_WHAT YOU WILL DO_:
Give back each entry unchanged, minus pictures.

──────────

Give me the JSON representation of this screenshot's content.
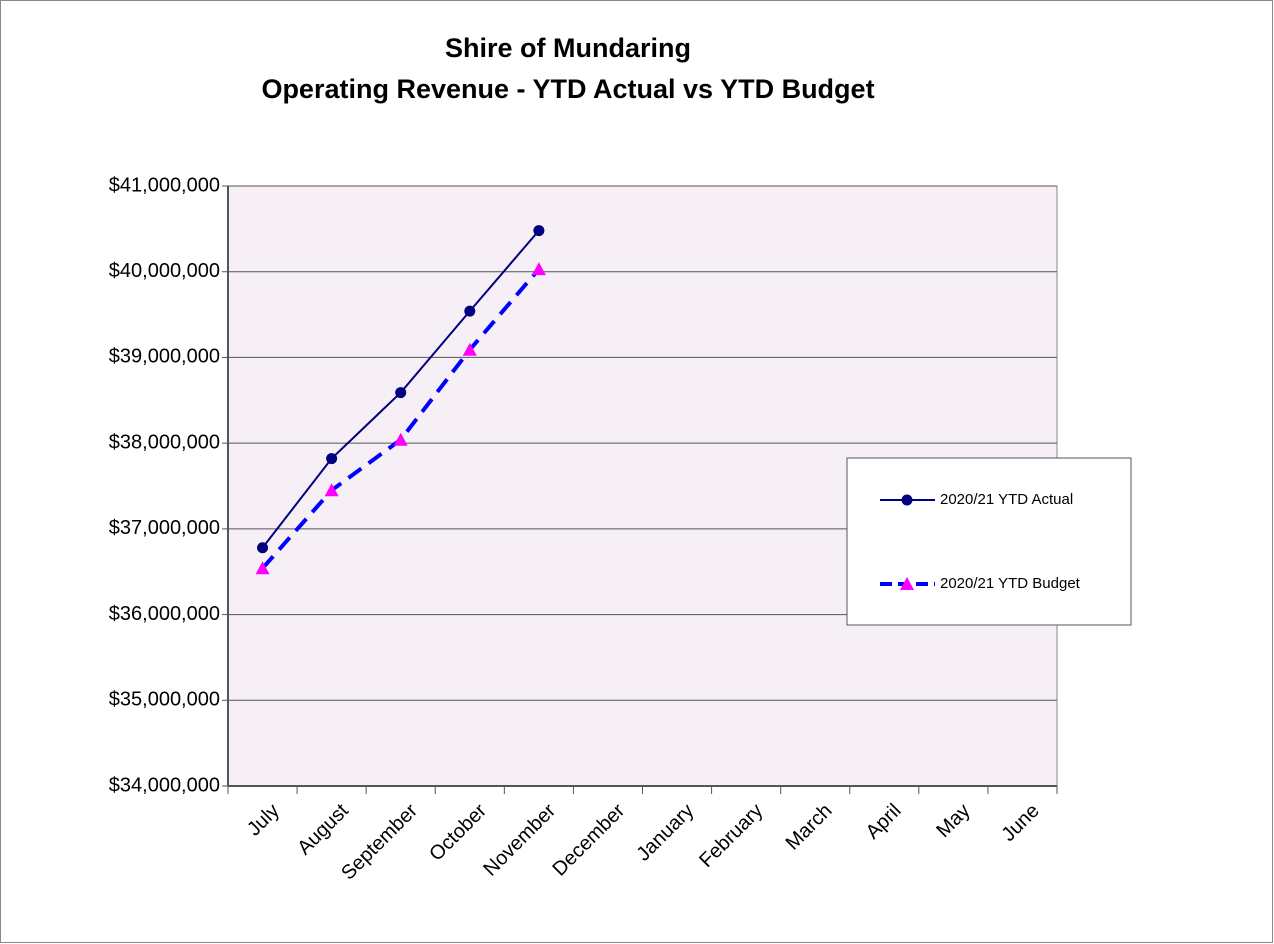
{
  "chart_data": {
    "type": "line",
    "title": "Shire of Mundaring",
    "subtitle": "Operating Revenue - YTD Actual vs YTD Budget",
    "categories": [
      "July",
      "August",
      "September",
      "October",
      "November",
      "December",
      "January",
      "February",
      "March",
      "April",
      "May",
      "June"
    ],
    "series": [
      {
        "name": "2020/21 YTD Actual",
        "color": "#000080",
        "marker": "circle",
        "marker_color": "#000080",
        "dashed": false,
        "values": [
          36780000,
          37820000,
          38590000,
          39540000,
          40480000,
          null,
          null,
          null,
          null,
          null,
          null,
          null
        ]
      },
      {
        "name": "2020/21 YTD Budget",
        "color": "#0000ff",
        "marker": "triangle",
        "marker_color": "#ff00ff",
        "dashed": true,
        "values": [
          36540000,
          37450000,
          38040000,
          39090000,
          40030000,
          null,
          null,
          null,
          null,
          null,
          null,
          null
        ]
      }
    ],
    "ylim": [
      34000000,
      41000000
    ],
    "yticks": [
      {
        "value": 34000000,
        "label": "$34,000,000"
      },
      {
        "value": 35000000,
        "label": "$35,000,000"
      },
      {
        "value": 36000000,
        "label": "$36,000,000"
      },
      {
        "value": 37000000,
        "label": "$37,000,000"
      },
      {
        "value": 38000000,
        "label": "$38,000,000"
      },
      {
        "value": 39000000,
        "label": "$39,000,000"
      },
      {
        "value": 40000000,
        "label": "$40,000,000"
      },
      {
        "value": 41000000,
        "label": "$41,000,000"
      }
    ],
    "grid": true,
    "legend": "right"
  }
}
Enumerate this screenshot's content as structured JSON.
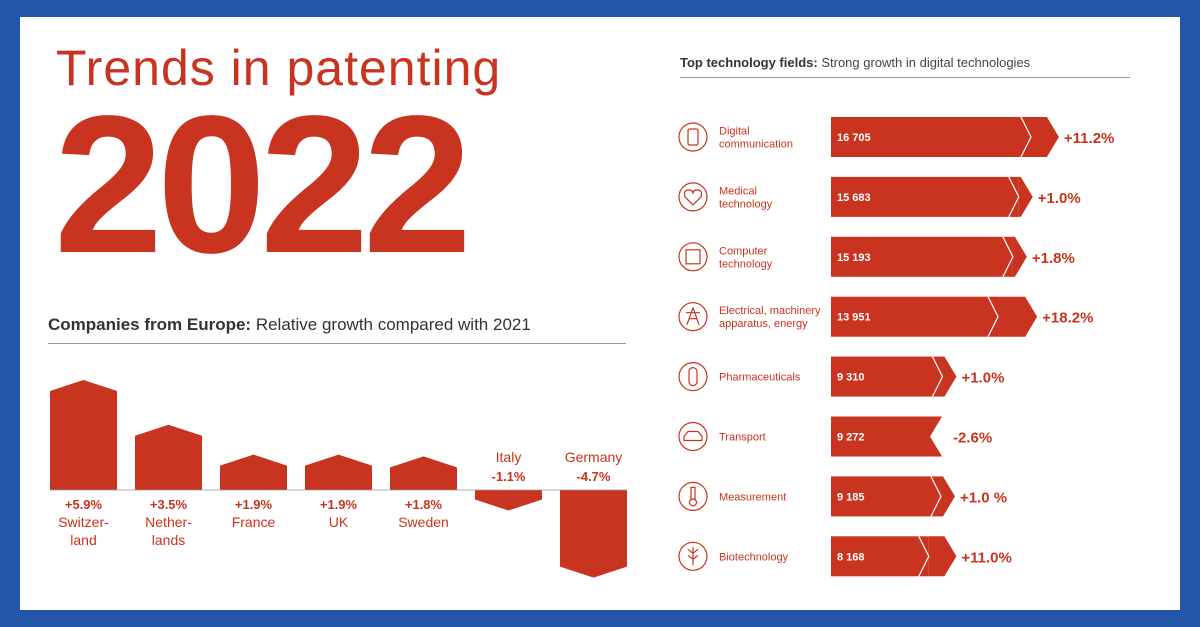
{
  "header": {
    "title": "Trends in patenting",
    "year": "2022"
  },
  "colors": {
    "accent": "#c8341f",
    "frame": "#2356a8"
  },
  "left_chart": {
    "heading_bold": "Companies from Europe:",
    "heading_rest": "Relative growth compared with 2021"
  },
  "right_chart": {
    "heading_bold": "Top technology fields:",
    "heading_rest": "Strong growth in digital technologies"
  },
  "chart_data": [
    {
      "type": "bar",
      "title": "Companies from Europe: Relative growth compared with 2021",
      "categories": [
        "Switzer-\nland",
        "Nether-\nlands",
        "France",
        "UK",
        "Sweden",
        "Italy",
        "Germany"
      ],
      "values": [
        5.9,
        3.5,
        1.9,
        1.9,
        1.8,
        -1.1,
        -4.7
      ],
      "labels": [
        "+5.9%",
        "+3.5%",
        "+1.9%",
        "+1.9%",
        "+1.8%",
        "-1.1%",
        "-4.7%"
      ],
      "unit": "%"
    },
    {
      "type": "bar",
      "orientation": "horizontal",
      "title": "Top technology fields: Strong growth in digital technologies",
      "categories": [
        "Digital\ncommunication",
        "Medical\ntechnology",
        "Computer\ntechnology",
        "Electrical, machinery\napparatus, energy",
        "Pharmaceuticals",
        "Transport",
        "Measurement",
        "Biotechnology"
      ],
      "values": [
        16705,
        15683,
        15193,
        13951,
        9310,
        9272,
        9185,
        8168
      ],
      "value_labels": [
        "16 705",
        "15 683",
        "15 193",
        "13 951",
        "9 310",
        "9 272",
        "9 185",
        "8 168"
      ],
      "growth": [
        11.2,
        1.0,
        1.8,
        18.2,
        1.0,
        -2.6,
        1.0,
        11.0
      ],
      "growth_labels": [
        "+11.2%",
        "+1.0%",
        "+1.8%",
        "+18.2%",
        "+1.0%",
        "-2.6%",
        "+1.0 %",
        "+11.0%"
      ],
      "icons": [
        "phone-icon",
        "heart-pulse-icon",
        "chip-icon",
        "power-tower-icon",
        "pill-icon",
        "car-icon",
        "thermometer-icon",
        "wheat-icon"
      ]
    }
  ]
}
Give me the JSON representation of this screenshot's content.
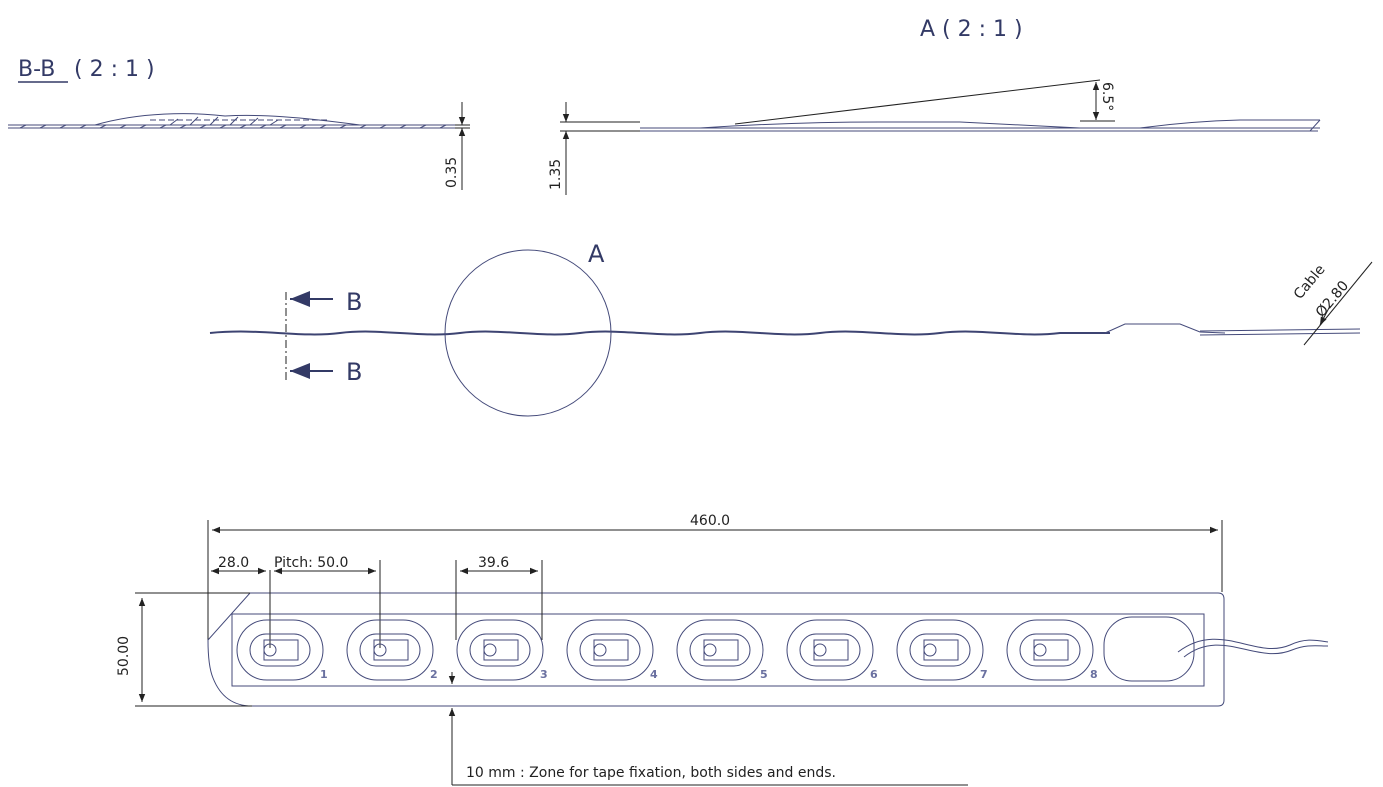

──────────

_COMPLETED TASK_:
Give me the JSON representation of this screenshot's content.
{
  "chart_data": {
    "type": "line",
    "title": "Shire of Mundaring",
    "subtitle": "Operating Revenue - YTD Actual vs YTD Budget",
    "categories": [
      "July",
      "August",
      "September",
      "October",
      "November",
      "December",
      "January",
      "February",
      "March",
      "April",
      "May",
      "June"
    ],
    "series": [
      {
        "name": "2020/21 YTD Actual",
        "color": "#000080",
        "marker": "circle",
        "marker_color": "#000080",
        "dashed": false,
        "values": [
          36780000,
          37820000,
          38590000,
          39540000,
          40480000,
          null,
          null,
          null,
          null,
          null,
          null,
          null
        ]
      },
      {
        "name": "2020/21 YTD Budget",
        "color": "#0000ff",
        "marker": "triangle",
        "marker_color": "#ff00ff",
        "dashed": true,
        "values": [
          36540000,
          37450000,
          38040000,
          39090000,
          40030000,
          null,
          null,
          null,
          null,
          null,
          null,
          null
        ]
      }
    ],
    "ylim": [
      34000000,
      41000000
    ],
    "yticks": [
      {
        "value": 34000000,
        "label": "$34,000,000"
      },
      {
        "value": 35000000,
        "label": "$35,000,000"
      },
      {
        "value": 36000000,
        "label": "$36,000,000"
      },
      {
        "value": 37000000,
        "label": "$37,000,000"
      },
      {
        "value": 38000000,
        "label": "$38,000,000"
      },
      {
        "value": 39000000,
        "label": "$39,000,000"
      },
      {
        "value": 40000000,
        "label": "$40,000,000"
      },
      {
        "value": 41000000,
        "label": "$41,000,000"
      }
    ],
    "grid": true,
    "legend": "right"
  }
}
Enumerate this screenshot's content as structured JSON.
{
  "header": {
    "title": "Trends in patenting",
    "year": "2022"
  },
  "colors": {
    "accent": "#c8341f",
    "frame": "#2356a8"
  },
  "left_chart": {
    "heading_bold": "Companies from Europe:",
    "heading_rest": "Relative growth compared with 2021"
  },
  "right_chart": {
    "heading_bold": "Top technology fields:",
    "heading_rest": "Strong growth in digital technologies"
  },
  "chart_data": [
    {
      "type": "bar",
      "title": "Companies from Europe: Relative growth compared with 2021",
      "categories": [
        "Switzer-\nland",
        "Nether-\nlands",
        "France",
        "UK",
        "Sweden",
        "Italy",
        "Germany"
      ],
      "values": [
        5.9,
        3.5,
        1.9,
        1.9,
        1.8,
        -1.1,
        -4.7
      ],
      "labels": [
        "+5.9%",
        "+3.5%",
        "+1.9%",
        "+1.9%",
        "+1.8%",
        "-1.1%",
        "-4.7%"
      ],
      "unit": "%"
    },
    {
      "type": "bar",
      "orientation": "horizontal",
      "title": "Top technology fields: Strong growth in digital technologies",
      "categories": [
        "Digital\ncommunication",
        "Medical\ntechnology",
        "Computer\ntechnology",
        "Electrical, machinery\napparatus, energy",
        "Pharmaceuticals",
        "Transport",
        "Measurement",
        "Biotechnology"
      ],
      "values": [
        16705,
        15683,
        15193,
        13951,
        9310,
        9272,
        9185,
        8168
      ],
      "value_labels": [
        "16 705",
        "15 683",
        "15 193",
        "13 951",
        "9 310",
        "9 272",
        "9 185",
        "8 168"
      ],
      "growth": [
        11.2,
        1.0,
        1.8,
        18.2,
        1.0,
        -2.6,
        1.0,
        11.0
      ],
      "growth_labels": [
        "+11.2%",
        "+1.0%",
        "+1.8%",
        "+18.2%",
        "+1.0%",
        "-2.6%",
        "+1.0 %",
        "+11.0%"
      ],
      "icons": [
        "phone-icon",
        "heart-pulse-icon",
        "chip-icon",
        "power-tower-icon",
        "pill-icon",
        "car-icon",
        "thermometer-icon",
        "wheat-icon"
      ]
    }
  ]
}
Give me the JSON representation of this screenshot's content.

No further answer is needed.